# [Written exercise]
Copy down all of the data underneath, exactly as shown.

**** Given information ****

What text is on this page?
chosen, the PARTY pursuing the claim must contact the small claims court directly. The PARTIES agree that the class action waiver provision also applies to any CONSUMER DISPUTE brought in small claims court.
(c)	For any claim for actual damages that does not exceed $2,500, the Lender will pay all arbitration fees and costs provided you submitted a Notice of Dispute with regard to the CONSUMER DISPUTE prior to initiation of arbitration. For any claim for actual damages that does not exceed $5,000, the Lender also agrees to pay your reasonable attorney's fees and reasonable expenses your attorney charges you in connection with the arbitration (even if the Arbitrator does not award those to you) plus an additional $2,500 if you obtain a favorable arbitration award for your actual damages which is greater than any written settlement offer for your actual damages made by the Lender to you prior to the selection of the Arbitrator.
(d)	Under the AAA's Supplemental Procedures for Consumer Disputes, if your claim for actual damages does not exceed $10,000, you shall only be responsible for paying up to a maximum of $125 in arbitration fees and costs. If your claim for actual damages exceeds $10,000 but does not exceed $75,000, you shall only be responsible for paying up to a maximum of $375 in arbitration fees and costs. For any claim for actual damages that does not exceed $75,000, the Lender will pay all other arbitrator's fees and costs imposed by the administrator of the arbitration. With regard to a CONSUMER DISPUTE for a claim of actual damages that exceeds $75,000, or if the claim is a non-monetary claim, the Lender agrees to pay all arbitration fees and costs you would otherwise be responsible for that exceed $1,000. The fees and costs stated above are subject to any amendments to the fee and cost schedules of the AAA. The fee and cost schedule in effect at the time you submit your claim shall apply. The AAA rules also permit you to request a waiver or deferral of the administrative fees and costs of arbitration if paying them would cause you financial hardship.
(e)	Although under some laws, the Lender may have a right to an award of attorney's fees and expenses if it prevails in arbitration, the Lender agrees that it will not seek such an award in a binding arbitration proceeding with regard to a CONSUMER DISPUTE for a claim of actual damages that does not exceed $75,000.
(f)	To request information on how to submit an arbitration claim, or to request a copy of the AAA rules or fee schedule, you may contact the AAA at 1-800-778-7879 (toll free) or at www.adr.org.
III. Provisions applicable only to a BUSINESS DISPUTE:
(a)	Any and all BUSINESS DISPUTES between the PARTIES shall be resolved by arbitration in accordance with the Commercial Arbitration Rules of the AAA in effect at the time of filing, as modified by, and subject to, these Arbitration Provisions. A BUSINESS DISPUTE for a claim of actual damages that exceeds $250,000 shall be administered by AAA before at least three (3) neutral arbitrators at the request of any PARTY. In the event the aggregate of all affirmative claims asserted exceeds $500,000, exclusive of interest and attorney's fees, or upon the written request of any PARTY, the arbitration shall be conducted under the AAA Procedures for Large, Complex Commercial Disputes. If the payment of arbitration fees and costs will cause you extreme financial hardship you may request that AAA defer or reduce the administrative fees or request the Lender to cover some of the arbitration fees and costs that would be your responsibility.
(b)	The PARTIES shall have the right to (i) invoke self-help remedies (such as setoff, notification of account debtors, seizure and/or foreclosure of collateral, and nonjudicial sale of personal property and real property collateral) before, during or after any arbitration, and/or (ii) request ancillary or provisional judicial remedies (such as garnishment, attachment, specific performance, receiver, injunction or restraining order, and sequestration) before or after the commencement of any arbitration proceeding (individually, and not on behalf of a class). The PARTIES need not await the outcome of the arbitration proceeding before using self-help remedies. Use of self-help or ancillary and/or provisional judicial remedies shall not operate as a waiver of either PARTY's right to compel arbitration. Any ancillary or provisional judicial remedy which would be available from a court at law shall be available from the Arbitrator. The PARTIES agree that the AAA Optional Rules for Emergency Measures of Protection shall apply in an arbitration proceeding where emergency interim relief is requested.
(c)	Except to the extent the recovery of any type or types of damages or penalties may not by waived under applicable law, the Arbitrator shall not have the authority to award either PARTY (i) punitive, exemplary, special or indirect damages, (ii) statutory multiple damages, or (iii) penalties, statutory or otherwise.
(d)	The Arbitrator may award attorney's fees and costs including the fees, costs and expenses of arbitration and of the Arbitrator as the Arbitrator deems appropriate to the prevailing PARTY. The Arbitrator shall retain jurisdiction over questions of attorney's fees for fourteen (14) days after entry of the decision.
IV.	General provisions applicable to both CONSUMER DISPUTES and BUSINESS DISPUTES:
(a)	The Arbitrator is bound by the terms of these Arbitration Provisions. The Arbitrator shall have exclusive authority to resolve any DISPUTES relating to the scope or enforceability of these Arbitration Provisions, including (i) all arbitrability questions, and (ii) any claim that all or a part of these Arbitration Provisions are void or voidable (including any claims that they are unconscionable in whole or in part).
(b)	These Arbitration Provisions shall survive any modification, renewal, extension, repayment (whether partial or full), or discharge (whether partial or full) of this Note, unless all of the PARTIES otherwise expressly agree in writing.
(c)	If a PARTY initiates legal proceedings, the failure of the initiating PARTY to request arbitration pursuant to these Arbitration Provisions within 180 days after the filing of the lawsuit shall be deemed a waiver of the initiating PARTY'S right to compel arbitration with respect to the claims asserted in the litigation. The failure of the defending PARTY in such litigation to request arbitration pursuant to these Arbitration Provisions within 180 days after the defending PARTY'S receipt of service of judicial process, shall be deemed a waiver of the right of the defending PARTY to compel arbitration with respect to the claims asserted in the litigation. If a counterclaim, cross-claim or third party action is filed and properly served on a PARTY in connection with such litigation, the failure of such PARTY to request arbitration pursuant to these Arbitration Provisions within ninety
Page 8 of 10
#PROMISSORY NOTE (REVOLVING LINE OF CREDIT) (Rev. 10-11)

****

# [Response]
What text is on this page?
chosen, the PARTY pursuing the claim must contact the small claims court directly. The PARTIES agree that the class action waiver provision also applies to any CONSUMER DISPUTE brought in small claims court.
(c)	For any claim for actual damages that does not exceed $2,500, the Lender will pay all arbitration fees and costs provided you submitted a Notice of Dispute with regard to the CONSUMER DISPUTE prior to initiation of arbitration. For any claim for actual damages that does not exceed $5,000, the Lender also agrees to pay your reasonable attorney's fees and reasonable expenses your attorney charges you in connection with the arbitration (even if the Arbitrator does not award those to you) plus an additional $2,500 if you obtain a favorable arbitration award for your actual damages which is greater than any written settlement offer for your actual damages made by the Lender to you prior to the selection of the Arbitrator.
(d)	Under the AAA's Supplemental Procedures for Consumer Disputes, if your claim for actual damages does not exceed $10,000, you shall only be responsible for paying up to a maximum of $125 in arbitration fees and costs. If your claim for actual damages exceeds $10,000 but does not exceed $75,000, you shall only be responsible for paying up to a maximum of $375 in arbitration fees and costs. For any claim for actual damages that does not exceed $75,000, the Lender will pay all other arbitrator's fees and costs imposed by the administrator of the arbitration. With regard to a CONSUMER DISPUTE for a claim of actual damages that exceeds $75,000, or if the claim is a non-monetary claim, the Lender agrees to pay all arbitration fees and costs you would otherwise be responsible for that exceed $1,000. The fees and costs stated above are subject to any amendments to the fee and cost schedules of the AAA. The fee and cost schedule in effect at the time you submit your claim shall apply. The AAA rules also permit you to request a waiver or deferral of the administrative fees and costs of arbitration if paying them would cause you financial hardship.
(e)	Although under some laws, the Lender may have a right to an award of attorney's fees and expenses if it prevails in arbitration, the Lender agrees that it will not seek such an award in a binding arbitration proceeding with regard to a CONSUMER DISPUTE for a claim of actual damages that does not exceed $75,000.
(f)	To request information on how to submit an arbitration claim, or to request a copy of the AAA rules or fee schedule, you may contact the AAA at 1-800-778-7879 (toll free) or at www.adr.org.
III. Provisions applicable only to a BUSINESS DISPUTE:
(a)	Any and all BUSINESS DISPUTES between the PARTIES shall be resolved by arbitration in accordance with the Commercial Arbitration Rules of the AAA in effect at the time of filing, as modified by, and subject to, these Arbitration Provisions. A BUSINESS DISPUTE for a claim of actual damages that exceeds $250,000 shall be administered by AAA before at least three (3) neutral arbitrators at the request of any PARTY. In the event the aggregate of all affirmative claims asserted exceeds $500,000, exclusive of interest and attorney's fees, or upon the written request of any PARTY, the arbitration shall be conducted under the AAA Procedures for Large, Complex Commercial Disputes. If the payment of arbitration fees and costs will cause you extreme financial hardship you may request that AAA defer or reduce the administrative fees or request the Lender to cover some of the arbitration fees and costs that would be your responsibility.
(b)	The PARTIES shall have the right to (i) invoke self-help remedies (such as setoff, notification of account debtors, seizure and/or foreclosure of collateral, and nonjudicial sale of personal property and real property collateral) before, during or after any arbitration, and/or (ii) request ancillary or provisional judicial remedies (such as garnishment, attachment, specific performance, receiver, injunction or restraining order, and sequestration) before or after the commencement of any arbitration proceeding (individually, and not on behalf of a class). The PARTIES need not await the outcome of the arbitration proceeding before using self-help remedies. Use of self-help or ancillary and/or provisional judicial remedies shall not operate as a waiver of either PARTY's right to compel arbitration. Any ancillary or provisional judicial remedy which would be available from a court at law shall be available from the Arbitrator. The PARTIES agree that the AAA Optional Rules for Emergency Measures of Protection shall apply in an arbitration proceeding where emergency interim relief is requested.
(c)	Except to the extent the recovery of any type or types of damages or penalties may not by waived under applicable law, the Arbitrator shall not have the authority to award either PARTY (i) punitive, exemplary, special or indirect damages, (ii) statutory multiple damages, or (iii) penalties, statutory or otherwise.
(d)	The Arbitrator may award attorney's fees and costs including the fees, costs and expenses of arbitration and of the Arbitrator as the Arbitrator deems appropriate to the prevailing PARTY. The Arbitrator shall retain jurisdiction over questions of attorney's fees for fourteen (14) days after entry of the decision.
IV.	General provisions applicable to both CONSUMER DISPUTES and BUSINESS DISPUTES:
(a)	The Arbitrator is bound by the terms of these Arbitration Provisions. The Arbitrator shall have exclusive authority to resolve any DISPUTES relating to the scope or enforceability of these Arbitration Provisions, including (i) all arbitrability questions, and (ii) any claim that all or a part of these Arbitration Provisions are void or voidable (including any claims that they are unconscionable in whole or in part).
(b)	These Arbitration Provisions shall survive any modification, renewal, extension, repayment (whether partial or full), or discharge (whether partial or full) of this Note, unless all of the PARTIES otherwise expressly agree in writing.
(c)	If a PARTY initiates legal proceedings, the failure of the initiating PARTY to request arbitration pursuant to these Arbitration Provisions within 180 days after the filing of the lawsuit shall be deemed a waiver of the initiating PARTY'S right to compel arbitration with respect to the claims asserted in the litigation. The failure of the defending PARTY in such litigation to request arbitration pursuant to these Arbitration Provisions within 180 days after the defending PARTY'S receipt of service of judicial process, shall be deemed a waiver of the right of the defending PARTY to compel arbitration with respect to the claims asserted in the litigation. If a counterclaim, cross-claim or third party action is filed and properly served on a PARTY in connection with such litigation, the failure of such PARTY to request arbitration pursuant to these Arbitration Provisions within ninety
Page 8 of 10
#PROMISSORY NOTE (REVOLVING LINE OF CREDIT) (Rev. 10-11)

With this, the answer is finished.